▶ **Job**
Without including any pictures, write out the listing below exactly.

--------------------

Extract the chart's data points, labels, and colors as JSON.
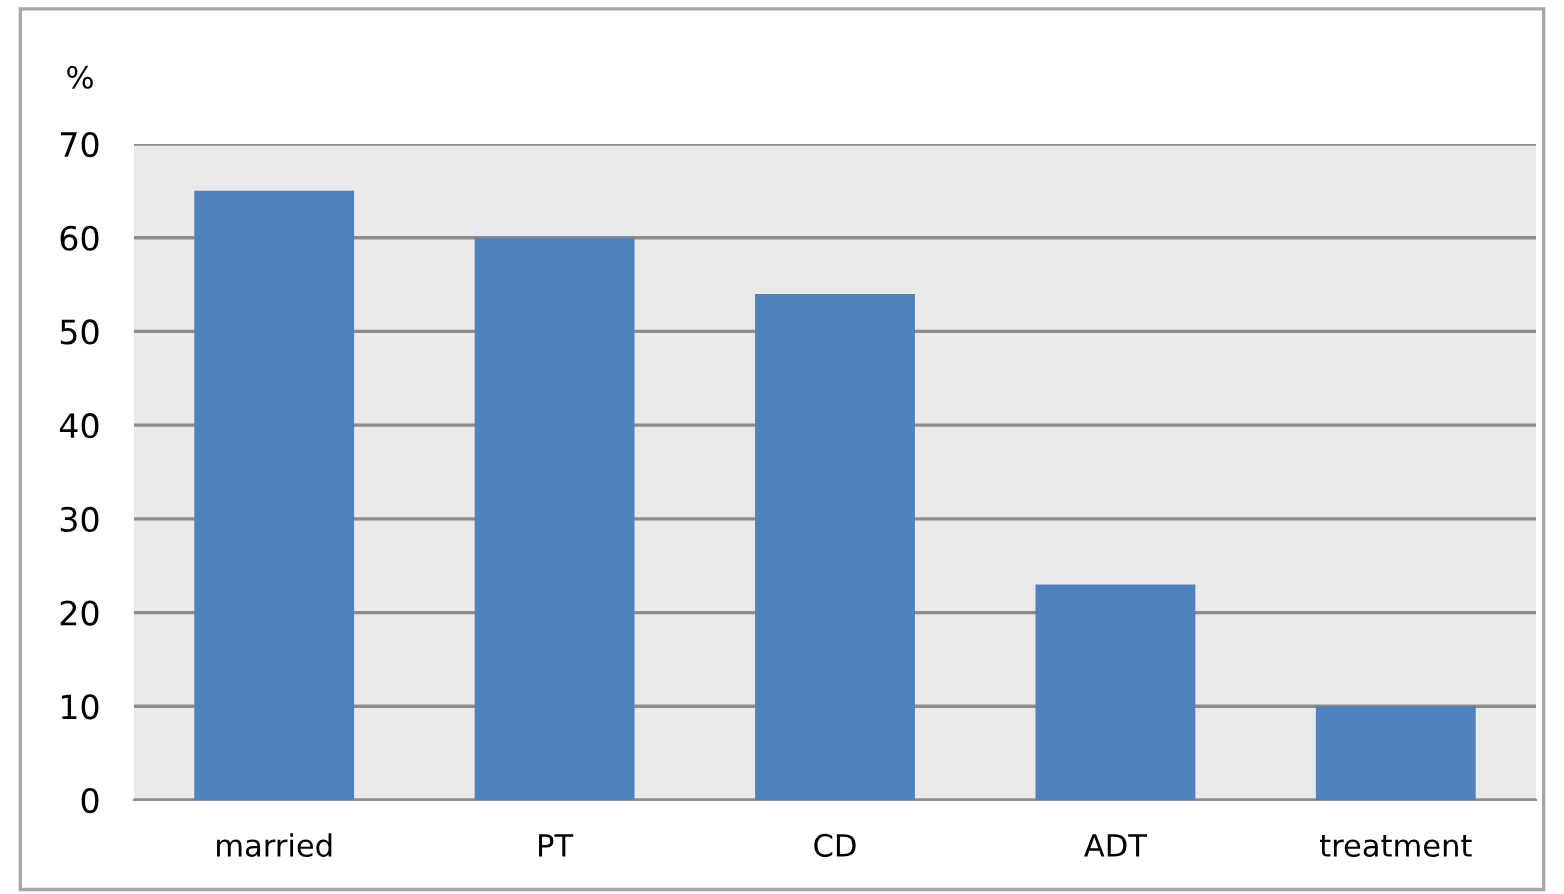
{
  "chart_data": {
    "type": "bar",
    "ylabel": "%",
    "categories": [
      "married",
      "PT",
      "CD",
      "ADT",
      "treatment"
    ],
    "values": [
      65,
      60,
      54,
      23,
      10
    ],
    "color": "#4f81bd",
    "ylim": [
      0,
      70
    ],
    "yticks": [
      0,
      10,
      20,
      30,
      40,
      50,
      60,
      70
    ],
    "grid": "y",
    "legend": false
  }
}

--------------------

▶ **Finished exercise**
Extract the chart's data points, labels, and colors as JSON.
{
  "chart_data": {
    "type": "bar",
    "ylabel": "%",
    "categories": [
      "married",
      "PT",
      "CD",
      "ADT",
      "treatment"
    ],
    "values": [
      65,
      60,
      54,
      23,
      10
    ],
    "color": "#4f81bd",
    "ylim": [
      0,
      70
    ],
    "yticks": [
      0,
      10,
      20,
      30,
      40,
      50,
      60,
      70
    ],
    "grid": "y",
    "legend": false
  }
}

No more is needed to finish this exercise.